## Start RECORDS PROVIDED

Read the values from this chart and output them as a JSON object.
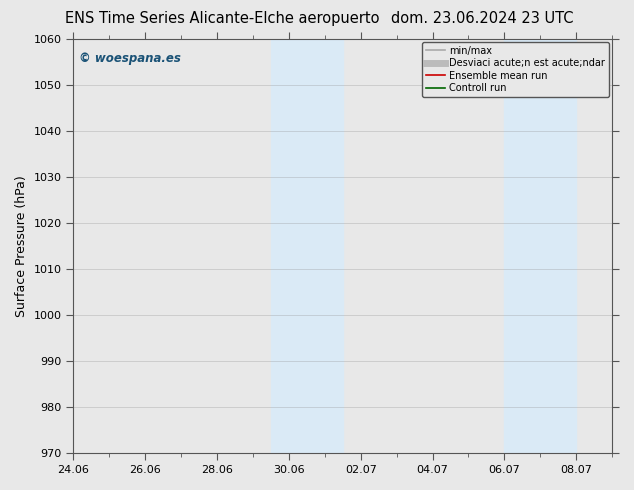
{
  "title_left": "ENS Time Series Alicante-Elche aeropuerto",
  "title_right": "dom. 23.06.2024 23 UTC",
  "ylabel": "Surface Pressure (hPa)",
  "ylim": [
    970,
    1060
  ],
  "yticks": [
    970,
    980,
    990,
    1000,
    1010,
    1020,
    1030,
    1040,
    1050,
    1060
  ],
  "xtick_labels": [
    "24.06",
    "26.06",
    "28.06",
    "30.06",
    "02.07",
    "04.07",
    "06.07",
    "08.07"
  ],
  "xtick_positions": [
    0,
    2,
    4,
    6,
    8,
    10,
    12,
    14
  ],
  "shaded_regions": [
    {
      "x_start": 5.5,
      "x_end": 6.5,
      "color": "#daeaf6"
    },
    {
      "x_start": 6.5,
      "x_end": 7.5,
      "color": "#daeaf6"
    },
    {
      "x_start": 12.0,
      "x_end": 13.0,
      "color": "#daeaf6"
    },
    {
      "x_start": 13.0,
      "x_end": 14.0,
      "color": "#daeaf6"
    }
  ],
  "watermark": "© woespana.es",
  "watermark_color": "#1a5276",
  "legend_items": [
    {
      "label": "min/max",
      "color": "#aaaaaa",
      "lw": 1.2
    },
    {
      "label": "Desviaci acute;n est acute;ndar",
      "color": "#bbbbbb",
      "lw": 5
    },
    {
      "label": "Ensemble mean run",
      "color": "#cc0000",
      "lw": 1.2
    },
    {
      "label": "Controll run",
      "color": "#006600",
      "lw": 1.2
    }
  ],
  "background_color": "#e8e8e8",
  "plot_bg_color": "#e8e8e8",
  "spine_color": "#555555",
  "grid_color": "#888888",
  "title_fontsize": 10.5,
  "tick_fontsize": 8,
  "ylabel_fontsize": 9
}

## End RECORDS PROVIDED

→ THE EXERCISE
Take the records above and transcribe them exactly, dropping every picture.

→ EXPECTED ANSWER
Read the values from this chart and output them as a JSON object.
{
  "title_left": "ENS Time Series Alicante-Elche aeropuerto",
  "title_right": "dom. 23.06.2024 23 UTC",
  "ylabel": "Surface Pressure (hPa)",
  "ylim": [
    970,
    1060
  ],
  "yticks": [
    970,
    980,
    990,
    1000,
    1010,
    1020,
    1030,
    1040,
    1050,
    1060
  ],
  "xtick_labels": [
    "24.06",
    "26.06",
    "28.06",
    "30.06",
    "02.07",
    "04.07",
    "06.07",
    "08.07"
  ],
  "xtick_positions": [
    0,
    2,
    4,
    6,
    8,
    10,
    12,
    14
  ],
  "shaded_regions": [
    {
      "x_start": 5.5,
      "x_end": 6.5,
      "color": "#daeaf6"
    },
    {
      "x_start": 6.5,
      "x_end": 7.5,
      "color": "#daeaf6"
    },
    {
      "x_start": 12.0,
      "x_end": 13.0,
      "color": "#daeaf6"
    },
    {
      "x_start": 13.0,
      "x_end": 14.0,
      "color": "#daeaf6"
    }
  ],
  "watermark": "© woespana.es",
  "watermark_color": "#1a5276",
  "legend_items": [
    {
      "label": "min/max",
      "color": "#aaaaaa",
      "lw": 1.2
    },
    {
      "label": "Desviaci acute;n est acute;ndar",
      "color": "#bbbbbb",
      "lw": 5
    },
    {
      "label": "Ensemble mean run",
      "color": "#cc0000",
      "lw": 1.2
    },
    {
      "label": "Controll run",
      "color": "#006600",
      "lw": 1.2
    }
  ],
  "background_color": "#e8e8e8",
  "plot_bg_color": "#e8e8e8",
  "spine_color": "#555555",
  "grid_color": "#888888",
  "title_fontsize": 10.5,
  "tick_fontsize": 8,
  "ylabel_fontsize": 9
}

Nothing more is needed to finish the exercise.